══ Provided information ══

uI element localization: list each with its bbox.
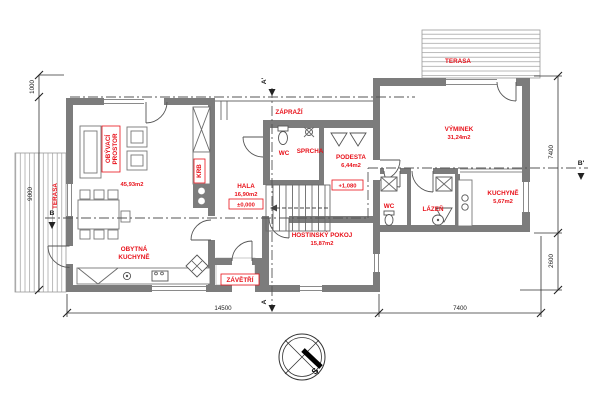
room-label-hala: HALA — [237, 183, 255, 190]
room-label-podesta: PODESTA — [336, 154, 366, 161]
dim-left-bottom: 9000 — [27, 187, 34, 201]
room-label-vyminek: VÝMINEK — [445, 124, 474, 133]
room-area-obyvaci: 45,93m2 — [121, 182, 144, 188]
room-label-wc-middle: WC — [279, 150, 290, 157]
room-label-krb: KRB — [196, 164, 203, 178]
room-label-zavetri: ZÁVĚTŘÍ — [227, 275, 254, 284]
compass-rose: S — [279, 334, 325, 380]
room-area-vyminek: 31,24m2 — [448, 135, 471, 141]
floor-plan-canvas: 14500 7400 7400 2600 1000 9000 A' A B B'… — [0, 0, 600, 400]
terrace-right-hatch — [422, 30, 540, 78]
room-label-sprcha: SPRCHA — [297, 148, 324, 155]
dim-right-top: 7400 — [548, 145, 555, 159]
room-area-hala: 16,90m2 — [235, 192, 258, 198]
compass-needle — [303, 350, 321, 367]
section-marker-b-left: B — [50, 210, 55, 217]
room-label-obytna-1: OBYTNÁ — [121, 244, 148, 253]
room-level-hala: ±0,000 — [237, 203, 255, 209]
room-area-hostinsky: 15,87m2 — [311, 241, 334, 247]
room-label-terasa-left: TERASA — [52, 183, 59, 209]
dim-bottom-right: 7400 — [453, 305, 467, 312]
room-label-lazen: LÁZEŇ — [423, 204, 444, 213]
dim-bottom-left: 14500 — [214, 305, 232, 312]
section-marker-a-bottom: A — [261, 299, 268, 304]
dim-left-top: 1000 — [29, 80, 36, 94]
room-label-obytna-2: KUCHYNĚ — [118, 252, 149, 261]
room-label-obyvaci-2: PROSTOR — [112, 133, 119, 164]
room-label-zaprazi: ZÁPRAŽÍ — [275, 107, 303, 116]
room-label-kuchyne: KUCHYNĚ — [487, 188, 518, 197]
room-label-terasa-right: TERASA — [445, 58, 471, 65]
staircase — [266, 185, 330, 231]
section-marker-a-top: A' — [261, 77, 268, 84]
room-area-kuchyne: 5,67m2 — [493, 199, 513, 205]
room-area-podesta: 6,44m2 — [341, 163, 361, 169]
dim-right-bottom: 2600 — [548, 254, 555, 268]
terrace-left-hatch — [15, 153, 66, 292]
room-label-hostinsky: HOSTINSKÝ POKOJ — [292, 230, 353, 239]
floor-plan-drawing: 14500 7400 7400 2600 1000 9000 A' A B B'… — [0, 0, 600, 400]
room-label-obyvaci-1: OBÝVACÍ — [103, 135, 112, 163]
section-marker-b-right: B' — [578, 160, 585, 167]
room-level-podesta: +1,080 — [339, 184, 357, 190]
room-label-wc-right: WC — [384, 203, 395, 210]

═══

■ Required work:
Rewrite the listing above, swapping "PROSTOR" for "SPACE" and leaving everything else unchanged. Omit the pictures.

■ Final answer:
uI element localization: list each with its bbox.
room-label-hala: HALA — [237, 183, 255, 190]
room-label-podesta: PODESTA — [336, 154, 366, 161]
dim-left-bottom: 9000 — [27, 187, 34, 201]
room-label-vyminek: VÝMINEK — [445, 124, 474, 133]
room-area-obyvaci: 45,93m2 — [121, 182, 144, 188]
room-label-wc-middle: WC — [279, 150, 290, 157]
room-label-krb: KRB — [196, 164, 203, 178]
room-label-zavetri: ZÁVĚTŘÍ — [227, 275, 254, 284]
compass-rose: S — [279, 334, 325, 380]
room-area-vyminek: 31,24m2 — [448, 135, 471, 141]
floor-plan-canvas: 14500 7400 7400 2600 1000 9000 A' A B B'… — [0, 0, 600, 400]
terrace-right-hatch — [422, 30, 540, 78]
room-label-sprcha: SPRCHA — [297, 148, 324, 155]
dim-right-top: 7400 — [548, 145, 555, 159]
room-area-hala: 16,90m2 — [235, 192, 258, 198]
compass-needle — [303, 350, 321, 367]
section-marker-b-left: B — [50, 210, 55, 217]
room-label-obytna-1: OBYTNÁ — [121, 244, 148, 253]
room-level-hala: ±0,000 — [237, 203, 255, 209]
room-area-hostinsky: 15,87m2 — [311, 241, 334, 247]
room-label-terasa-left: TERASA — [52, 183, 59, 209]
dim-bottom-right: 7400 — [453, 305, 467, 312]
room-label-lazen: LÁZEŇ — [423, 204, 444, 213]
dim-bottom-left: 14500 — [214, 305, 232, 312]
section-marker-a-bottom: A — [261, 299, 268, 304]
dim-left-top: 1000 — [29, 80, 36, 94]
room-label-obytna-2: KUCHYNĚ — [118, 252, 149, 261]
room-label-obyvaci-2: SPACE — [112, 133, 119, 164]
room-label-zaprazi: ZÁPRAŽÍ — [275, 107, 303, 116]
room-label-kuchyne: KUCHYNĚ — [487, 188, 518, 197]
room-label-terasa-right: TERASA — [445, 58, 471, 65]
staircase — [266, 185, 330, 231]
section-marker-a-top: A' — [261, 77, 268, 84]
room-area-kuchyne: 5,67m2 — [493, 199, 513, 205]
room-area-podesta: 6,44m2 — [341, 163, 361, 169]
dim-right-bottom: 2600 — [548, 254, 555, 268]
terrace-left-hatch — [15, 153, 66, 292]
room-label-hostinsky: HOSTINSKÝ POKOJ — [292, 230, 353, 239]
floor-plan-drawing: 14500 7400 7400 2600 1000 9000 A' A B B'… — [0, 0, 600, 400]
room-label-obyvaci-1: OBÝVACÍ — [103, 135, 112, 163]
section-marker-b-right: B' — [578, 160, 585, 167]
room-level-podesta: +1,080 — [339, 184, 357, 190]
room-label-wc-right: WC — [384, 203, 395, 210]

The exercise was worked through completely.